● **Exercise prompt**: Reproduce the data below line for line without changing anything, and omit the picture from your answer.

● **Bounding box annotations**:

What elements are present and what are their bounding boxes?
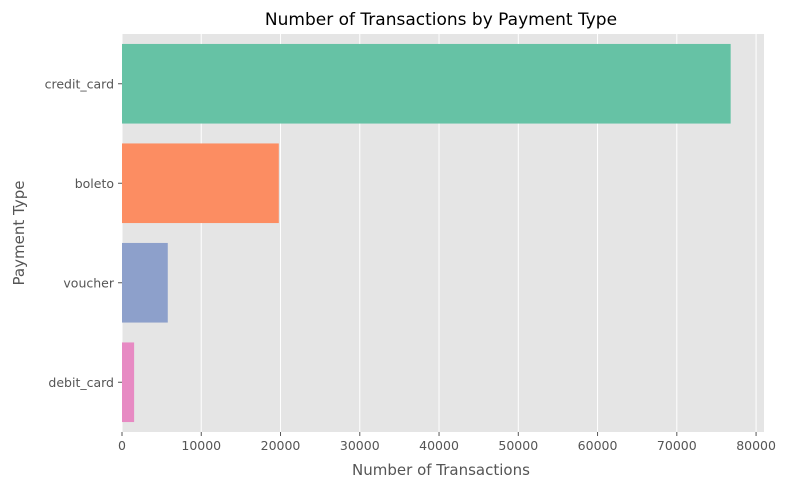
x-tick-label: 80000 [736,438,776,453]
bar-voucher [122,242,168,323]
x-tick-label: 10000 [181,438,221,453]
chart-title: Number of Transactions by Payment Type [265,10,617,30]
x-axis-ticks: 0 10000 20000 30000 40000 50000 60000 70000 8000… [118,432,776,453]
x-tick-label: 50000 [498,438,538,453]
bar-credit-card [122,43,731,124]
x-tick-label: 60000 [578,438,618,453]
bar-debit-card [122,342,135,423]
x-axis-label: Number of Transactions [352,461,530,479]
x-tick-label: 70000 [657,438,697,453]
y-tick-label: credit_card [45,76,114,91]
y-tick-label: debit_card [48,375,114,390]
x-tick-label: 40000 [419,438,459,453]
y-tick-label: boleto [75,176,114,191]
bar-boleto [122,143,279,224]
y-tick-label: voucher [63,275,114,290]
bars [122,43,731,423]
y-axis-label: Payment Type [10,181,28,286]
x-tick-label: 30000 [340,438,380,453]
x-tick-label: 0 [118,438,126,453]
x-tick-label: 20000 [261,438,301,453]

● **Task response**:
What elements are present and what are their bounding boxes?
x-tick-label: 80000 [736,438,776,453]
bar-voucher [122,242,168,323]
x-tick-label: 10000 [181,438,221,453]
chart-title: Number of Transactions by Payment Type [265,10,617,30]
x-axis-ticks: 0 10000 20000 30000 40000 50000 60000 70000 8000… [118,432,776,453]
x-tick-label: 50000 [498,438,538,453]
bar-credit-card [122,43,731,124]
x-tick-label: 60000 [578,438,618,453]
bar-debit-card [122,342,135,423]
x-axis-label: Number of Transactions [352,461,530,479]
x-tick-label: 70000 [657,438,697,453]
y-tick-label: credit_card [45,76,114,91]
y-tick-label: debit_card [48,375,114,390]
x-tick-label: 40000 [419,438,459,453]
y-tick-label: boleto [75,176,114,191]
bar-boleto [122,143,279,224]
y-tick-label: voucher [63,275,114,290]
bars [122,43,731,423]
y-axis-label: Payment Type [10,181,28,286]
x-tick-label: 30000 [340,438,380,453]
x-tick-label: 0 [118,438,126,453]
x-tick-label: 20000 [261,438,301,453]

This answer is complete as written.